Data extracted from a collection

______________________________

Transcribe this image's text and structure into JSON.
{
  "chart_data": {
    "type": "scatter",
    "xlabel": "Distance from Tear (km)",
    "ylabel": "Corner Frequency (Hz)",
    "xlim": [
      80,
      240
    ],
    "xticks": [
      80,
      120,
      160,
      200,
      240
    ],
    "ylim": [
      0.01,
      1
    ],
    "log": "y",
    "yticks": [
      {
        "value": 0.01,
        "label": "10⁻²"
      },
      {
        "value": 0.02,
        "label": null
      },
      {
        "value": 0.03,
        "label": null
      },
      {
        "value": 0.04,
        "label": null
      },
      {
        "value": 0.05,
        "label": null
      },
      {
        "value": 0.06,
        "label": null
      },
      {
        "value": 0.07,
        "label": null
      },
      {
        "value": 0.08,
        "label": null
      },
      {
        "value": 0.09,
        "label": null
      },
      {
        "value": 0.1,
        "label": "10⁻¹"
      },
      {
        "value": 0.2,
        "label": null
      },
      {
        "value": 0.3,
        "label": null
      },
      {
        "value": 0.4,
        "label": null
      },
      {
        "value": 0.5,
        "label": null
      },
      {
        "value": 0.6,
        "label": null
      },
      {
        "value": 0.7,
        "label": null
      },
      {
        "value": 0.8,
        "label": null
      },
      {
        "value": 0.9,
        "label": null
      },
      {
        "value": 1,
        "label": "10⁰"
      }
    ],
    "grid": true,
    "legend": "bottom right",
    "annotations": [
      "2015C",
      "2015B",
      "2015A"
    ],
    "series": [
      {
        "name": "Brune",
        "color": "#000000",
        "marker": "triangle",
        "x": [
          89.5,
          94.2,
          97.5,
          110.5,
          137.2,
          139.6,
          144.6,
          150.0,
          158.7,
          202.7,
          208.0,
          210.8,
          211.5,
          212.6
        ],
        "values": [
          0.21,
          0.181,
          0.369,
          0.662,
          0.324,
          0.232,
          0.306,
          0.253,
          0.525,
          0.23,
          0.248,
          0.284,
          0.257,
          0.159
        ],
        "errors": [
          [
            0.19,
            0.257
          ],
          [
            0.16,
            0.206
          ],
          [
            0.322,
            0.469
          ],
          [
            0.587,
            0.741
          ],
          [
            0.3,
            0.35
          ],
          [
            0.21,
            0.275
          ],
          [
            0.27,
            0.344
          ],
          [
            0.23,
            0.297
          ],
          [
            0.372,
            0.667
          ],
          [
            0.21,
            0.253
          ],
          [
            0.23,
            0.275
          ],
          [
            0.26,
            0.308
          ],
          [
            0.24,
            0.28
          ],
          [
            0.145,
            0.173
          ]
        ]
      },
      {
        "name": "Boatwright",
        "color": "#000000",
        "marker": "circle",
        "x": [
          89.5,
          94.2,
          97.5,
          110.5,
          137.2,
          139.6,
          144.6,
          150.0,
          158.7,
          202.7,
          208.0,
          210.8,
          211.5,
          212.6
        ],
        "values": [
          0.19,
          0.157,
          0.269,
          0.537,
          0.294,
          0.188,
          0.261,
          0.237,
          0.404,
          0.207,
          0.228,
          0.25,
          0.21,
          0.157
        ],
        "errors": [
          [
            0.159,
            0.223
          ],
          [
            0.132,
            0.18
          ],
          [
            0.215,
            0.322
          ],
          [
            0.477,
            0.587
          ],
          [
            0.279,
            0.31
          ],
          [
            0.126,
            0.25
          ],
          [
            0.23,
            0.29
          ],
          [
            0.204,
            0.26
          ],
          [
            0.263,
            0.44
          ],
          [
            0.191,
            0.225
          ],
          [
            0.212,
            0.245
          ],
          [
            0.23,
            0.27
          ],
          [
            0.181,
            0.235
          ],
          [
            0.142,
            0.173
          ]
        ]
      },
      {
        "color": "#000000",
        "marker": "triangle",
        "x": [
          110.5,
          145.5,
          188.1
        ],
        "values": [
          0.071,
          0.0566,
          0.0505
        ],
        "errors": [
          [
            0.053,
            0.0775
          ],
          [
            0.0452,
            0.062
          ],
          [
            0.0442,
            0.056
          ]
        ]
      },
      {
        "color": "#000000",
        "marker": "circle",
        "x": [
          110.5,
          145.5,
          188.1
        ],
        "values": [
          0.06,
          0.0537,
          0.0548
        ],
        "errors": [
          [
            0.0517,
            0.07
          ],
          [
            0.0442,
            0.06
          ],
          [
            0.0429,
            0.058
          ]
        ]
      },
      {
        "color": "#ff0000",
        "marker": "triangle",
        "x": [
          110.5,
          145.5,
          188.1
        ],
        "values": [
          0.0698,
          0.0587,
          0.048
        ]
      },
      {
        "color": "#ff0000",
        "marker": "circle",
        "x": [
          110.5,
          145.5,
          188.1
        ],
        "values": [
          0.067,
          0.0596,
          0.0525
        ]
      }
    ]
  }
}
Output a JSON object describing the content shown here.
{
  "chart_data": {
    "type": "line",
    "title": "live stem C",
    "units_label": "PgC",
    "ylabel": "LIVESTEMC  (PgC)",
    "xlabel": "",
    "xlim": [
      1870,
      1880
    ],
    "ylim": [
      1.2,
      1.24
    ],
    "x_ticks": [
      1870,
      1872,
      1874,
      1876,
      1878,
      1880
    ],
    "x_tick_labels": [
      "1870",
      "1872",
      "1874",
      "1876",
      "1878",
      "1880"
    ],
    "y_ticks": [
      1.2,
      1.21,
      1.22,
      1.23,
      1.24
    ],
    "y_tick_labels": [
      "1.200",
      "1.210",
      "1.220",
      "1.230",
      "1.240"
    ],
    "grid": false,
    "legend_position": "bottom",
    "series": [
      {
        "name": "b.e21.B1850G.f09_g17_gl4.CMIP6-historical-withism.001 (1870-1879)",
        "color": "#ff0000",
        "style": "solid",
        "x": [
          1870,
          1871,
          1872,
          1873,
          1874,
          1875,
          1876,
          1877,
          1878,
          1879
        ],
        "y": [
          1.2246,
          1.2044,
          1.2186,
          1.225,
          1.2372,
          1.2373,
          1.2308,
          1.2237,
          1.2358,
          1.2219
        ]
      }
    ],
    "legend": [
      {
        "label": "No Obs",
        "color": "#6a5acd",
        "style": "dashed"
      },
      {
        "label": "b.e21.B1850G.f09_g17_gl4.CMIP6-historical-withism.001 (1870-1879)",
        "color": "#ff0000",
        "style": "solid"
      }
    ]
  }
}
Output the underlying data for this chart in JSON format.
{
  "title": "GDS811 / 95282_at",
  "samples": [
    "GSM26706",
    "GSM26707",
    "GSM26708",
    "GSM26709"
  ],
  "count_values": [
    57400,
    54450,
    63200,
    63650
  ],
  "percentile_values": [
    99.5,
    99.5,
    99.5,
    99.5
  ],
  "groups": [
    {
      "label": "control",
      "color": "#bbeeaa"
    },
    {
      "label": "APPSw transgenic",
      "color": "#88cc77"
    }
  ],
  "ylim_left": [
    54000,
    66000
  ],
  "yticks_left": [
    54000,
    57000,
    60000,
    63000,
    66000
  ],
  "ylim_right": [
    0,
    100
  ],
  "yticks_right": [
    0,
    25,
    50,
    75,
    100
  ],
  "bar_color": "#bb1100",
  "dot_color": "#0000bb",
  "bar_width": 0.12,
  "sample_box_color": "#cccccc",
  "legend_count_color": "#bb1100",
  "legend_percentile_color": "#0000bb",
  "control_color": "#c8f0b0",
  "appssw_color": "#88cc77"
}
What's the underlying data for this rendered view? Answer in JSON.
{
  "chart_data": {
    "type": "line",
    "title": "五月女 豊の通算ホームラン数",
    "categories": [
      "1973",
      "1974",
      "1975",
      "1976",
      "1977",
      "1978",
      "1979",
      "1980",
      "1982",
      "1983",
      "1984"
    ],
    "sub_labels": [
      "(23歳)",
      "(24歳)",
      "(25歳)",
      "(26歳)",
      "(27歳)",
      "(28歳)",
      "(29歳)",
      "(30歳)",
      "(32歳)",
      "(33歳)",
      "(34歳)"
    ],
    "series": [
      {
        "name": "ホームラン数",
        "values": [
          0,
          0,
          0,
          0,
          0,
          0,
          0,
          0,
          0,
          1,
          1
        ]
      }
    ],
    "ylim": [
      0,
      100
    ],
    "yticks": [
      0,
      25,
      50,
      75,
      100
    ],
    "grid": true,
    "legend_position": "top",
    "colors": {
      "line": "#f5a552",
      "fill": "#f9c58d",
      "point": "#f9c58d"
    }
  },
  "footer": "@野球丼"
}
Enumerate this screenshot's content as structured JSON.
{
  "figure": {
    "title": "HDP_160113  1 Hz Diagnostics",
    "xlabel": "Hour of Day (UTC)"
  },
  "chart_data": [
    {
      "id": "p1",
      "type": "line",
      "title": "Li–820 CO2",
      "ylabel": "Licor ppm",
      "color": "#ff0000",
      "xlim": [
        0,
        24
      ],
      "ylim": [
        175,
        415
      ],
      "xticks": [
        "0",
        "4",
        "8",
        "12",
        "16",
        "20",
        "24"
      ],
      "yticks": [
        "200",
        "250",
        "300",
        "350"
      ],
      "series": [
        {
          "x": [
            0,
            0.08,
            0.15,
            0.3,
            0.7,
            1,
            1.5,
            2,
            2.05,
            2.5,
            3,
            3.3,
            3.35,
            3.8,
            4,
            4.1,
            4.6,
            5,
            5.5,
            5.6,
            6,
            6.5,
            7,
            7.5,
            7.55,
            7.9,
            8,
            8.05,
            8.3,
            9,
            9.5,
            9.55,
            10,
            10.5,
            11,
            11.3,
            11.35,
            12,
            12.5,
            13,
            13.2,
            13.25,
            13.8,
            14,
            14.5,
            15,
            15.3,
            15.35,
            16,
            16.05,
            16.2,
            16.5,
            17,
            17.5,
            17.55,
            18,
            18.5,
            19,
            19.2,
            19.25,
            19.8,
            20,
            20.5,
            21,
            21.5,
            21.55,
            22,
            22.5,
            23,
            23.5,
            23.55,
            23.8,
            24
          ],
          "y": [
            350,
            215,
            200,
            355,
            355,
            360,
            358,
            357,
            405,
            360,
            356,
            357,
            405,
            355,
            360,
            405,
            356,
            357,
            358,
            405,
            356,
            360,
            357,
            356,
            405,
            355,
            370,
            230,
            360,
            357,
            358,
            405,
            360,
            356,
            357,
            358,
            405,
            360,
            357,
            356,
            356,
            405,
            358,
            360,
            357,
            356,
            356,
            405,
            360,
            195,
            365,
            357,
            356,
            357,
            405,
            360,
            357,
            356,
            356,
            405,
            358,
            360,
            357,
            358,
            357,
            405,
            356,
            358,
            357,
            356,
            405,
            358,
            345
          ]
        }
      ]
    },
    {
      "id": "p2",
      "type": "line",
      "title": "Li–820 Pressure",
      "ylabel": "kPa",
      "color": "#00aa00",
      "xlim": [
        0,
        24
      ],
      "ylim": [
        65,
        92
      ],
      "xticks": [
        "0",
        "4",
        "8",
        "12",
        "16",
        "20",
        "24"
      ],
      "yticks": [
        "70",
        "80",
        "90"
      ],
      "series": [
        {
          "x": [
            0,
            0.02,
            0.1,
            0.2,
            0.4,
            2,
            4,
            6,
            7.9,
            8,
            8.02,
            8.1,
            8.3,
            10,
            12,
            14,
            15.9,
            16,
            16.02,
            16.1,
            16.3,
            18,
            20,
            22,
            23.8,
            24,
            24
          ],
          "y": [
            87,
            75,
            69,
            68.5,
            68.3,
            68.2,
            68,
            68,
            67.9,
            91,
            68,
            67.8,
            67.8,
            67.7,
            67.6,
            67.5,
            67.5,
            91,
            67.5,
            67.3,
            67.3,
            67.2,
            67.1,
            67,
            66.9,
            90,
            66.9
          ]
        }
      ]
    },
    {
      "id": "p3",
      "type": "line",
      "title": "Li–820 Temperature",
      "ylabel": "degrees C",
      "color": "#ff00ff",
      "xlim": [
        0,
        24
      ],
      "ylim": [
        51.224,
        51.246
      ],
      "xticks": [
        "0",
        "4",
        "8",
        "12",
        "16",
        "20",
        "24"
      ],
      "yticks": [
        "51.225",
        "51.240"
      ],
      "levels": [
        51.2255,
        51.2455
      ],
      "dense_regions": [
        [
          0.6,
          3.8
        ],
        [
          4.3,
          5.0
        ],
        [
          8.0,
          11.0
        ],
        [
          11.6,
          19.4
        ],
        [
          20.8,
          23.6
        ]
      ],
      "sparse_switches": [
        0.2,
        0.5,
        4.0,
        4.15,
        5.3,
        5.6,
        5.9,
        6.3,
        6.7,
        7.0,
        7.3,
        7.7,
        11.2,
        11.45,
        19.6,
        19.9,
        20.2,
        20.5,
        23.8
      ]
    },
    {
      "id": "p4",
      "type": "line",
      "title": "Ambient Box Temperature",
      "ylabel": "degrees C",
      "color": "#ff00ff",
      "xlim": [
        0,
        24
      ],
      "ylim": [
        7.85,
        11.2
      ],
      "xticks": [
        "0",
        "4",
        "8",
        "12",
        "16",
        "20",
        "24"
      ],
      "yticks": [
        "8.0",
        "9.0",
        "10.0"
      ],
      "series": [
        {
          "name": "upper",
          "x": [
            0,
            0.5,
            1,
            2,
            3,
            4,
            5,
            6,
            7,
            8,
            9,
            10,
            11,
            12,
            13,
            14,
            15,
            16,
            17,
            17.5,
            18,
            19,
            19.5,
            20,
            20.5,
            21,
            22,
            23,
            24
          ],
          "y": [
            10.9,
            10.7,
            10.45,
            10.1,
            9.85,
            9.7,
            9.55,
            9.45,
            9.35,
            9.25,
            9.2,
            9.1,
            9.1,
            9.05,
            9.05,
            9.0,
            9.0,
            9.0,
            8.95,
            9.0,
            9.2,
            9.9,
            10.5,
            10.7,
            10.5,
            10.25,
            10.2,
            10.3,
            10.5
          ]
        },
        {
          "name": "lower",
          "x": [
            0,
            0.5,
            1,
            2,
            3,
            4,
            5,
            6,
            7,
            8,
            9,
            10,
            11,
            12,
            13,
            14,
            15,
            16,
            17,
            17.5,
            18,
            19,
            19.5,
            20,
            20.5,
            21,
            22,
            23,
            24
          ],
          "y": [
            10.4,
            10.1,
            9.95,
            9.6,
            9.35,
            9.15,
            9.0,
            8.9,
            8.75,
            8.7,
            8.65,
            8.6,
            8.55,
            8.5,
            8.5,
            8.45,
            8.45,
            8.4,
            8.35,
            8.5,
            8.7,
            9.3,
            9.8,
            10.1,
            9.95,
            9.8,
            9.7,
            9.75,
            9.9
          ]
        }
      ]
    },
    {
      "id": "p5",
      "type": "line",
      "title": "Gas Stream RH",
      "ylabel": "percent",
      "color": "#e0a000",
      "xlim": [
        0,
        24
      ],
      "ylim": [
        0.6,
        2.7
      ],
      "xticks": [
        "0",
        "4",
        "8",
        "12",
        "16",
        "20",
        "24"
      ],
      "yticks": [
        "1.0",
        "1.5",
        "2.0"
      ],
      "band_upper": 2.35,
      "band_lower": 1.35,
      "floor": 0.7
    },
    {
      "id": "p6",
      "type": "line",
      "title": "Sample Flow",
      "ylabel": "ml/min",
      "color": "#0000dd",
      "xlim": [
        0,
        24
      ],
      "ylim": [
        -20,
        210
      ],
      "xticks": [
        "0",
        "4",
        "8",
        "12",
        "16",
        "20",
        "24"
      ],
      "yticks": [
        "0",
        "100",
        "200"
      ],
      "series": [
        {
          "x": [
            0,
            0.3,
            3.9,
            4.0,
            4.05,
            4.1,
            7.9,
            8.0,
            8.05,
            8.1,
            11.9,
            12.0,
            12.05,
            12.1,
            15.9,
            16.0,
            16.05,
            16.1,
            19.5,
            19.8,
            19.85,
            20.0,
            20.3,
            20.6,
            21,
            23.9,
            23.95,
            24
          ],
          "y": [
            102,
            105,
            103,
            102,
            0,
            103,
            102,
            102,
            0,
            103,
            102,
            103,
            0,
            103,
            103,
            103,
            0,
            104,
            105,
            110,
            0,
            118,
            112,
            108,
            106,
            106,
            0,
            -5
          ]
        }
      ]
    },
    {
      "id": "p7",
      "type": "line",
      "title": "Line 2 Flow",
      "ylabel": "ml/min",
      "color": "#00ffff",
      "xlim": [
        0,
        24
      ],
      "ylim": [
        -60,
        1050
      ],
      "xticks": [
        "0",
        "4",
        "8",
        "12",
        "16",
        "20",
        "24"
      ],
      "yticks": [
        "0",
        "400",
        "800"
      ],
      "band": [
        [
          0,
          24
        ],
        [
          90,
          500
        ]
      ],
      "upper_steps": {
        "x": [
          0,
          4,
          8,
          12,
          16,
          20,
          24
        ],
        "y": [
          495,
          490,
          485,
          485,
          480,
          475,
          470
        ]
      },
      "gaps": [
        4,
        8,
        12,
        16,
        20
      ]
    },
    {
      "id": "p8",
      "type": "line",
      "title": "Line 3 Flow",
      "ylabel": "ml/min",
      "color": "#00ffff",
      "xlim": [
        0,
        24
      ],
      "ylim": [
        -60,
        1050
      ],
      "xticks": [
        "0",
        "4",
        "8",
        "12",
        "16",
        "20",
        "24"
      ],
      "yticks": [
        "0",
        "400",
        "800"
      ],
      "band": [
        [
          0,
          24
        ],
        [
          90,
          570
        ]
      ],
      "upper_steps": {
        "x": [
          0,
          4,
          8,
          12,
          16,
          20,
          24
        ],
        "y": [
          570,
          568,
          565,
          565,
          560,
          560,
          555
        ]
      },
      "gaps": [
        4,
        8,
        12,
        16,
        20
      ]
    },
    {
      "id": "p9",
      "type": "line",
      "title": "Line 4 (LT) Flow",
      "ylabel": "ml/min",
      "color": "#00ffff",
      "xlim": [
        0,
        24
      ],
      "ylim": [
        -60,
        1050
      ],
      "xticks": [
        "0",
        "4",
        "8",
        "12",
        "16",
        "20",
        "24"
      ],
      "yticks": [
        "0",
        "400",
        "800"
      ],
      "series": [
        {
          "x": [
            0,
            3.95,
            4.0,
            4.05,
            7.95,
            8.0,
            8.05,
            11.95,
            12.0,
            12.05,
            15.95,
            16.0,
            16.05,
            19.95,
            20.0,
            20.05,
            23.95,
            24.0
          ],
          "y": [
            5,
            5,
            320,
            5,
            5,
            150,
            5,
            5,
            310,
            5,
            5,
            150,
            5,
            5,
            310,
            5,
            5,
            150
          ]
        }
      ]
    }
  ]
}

______________________________

- [Goal of the exercise]
Provide only the number of lines in the records containing the string "Temperature".

- [Output of the task]
2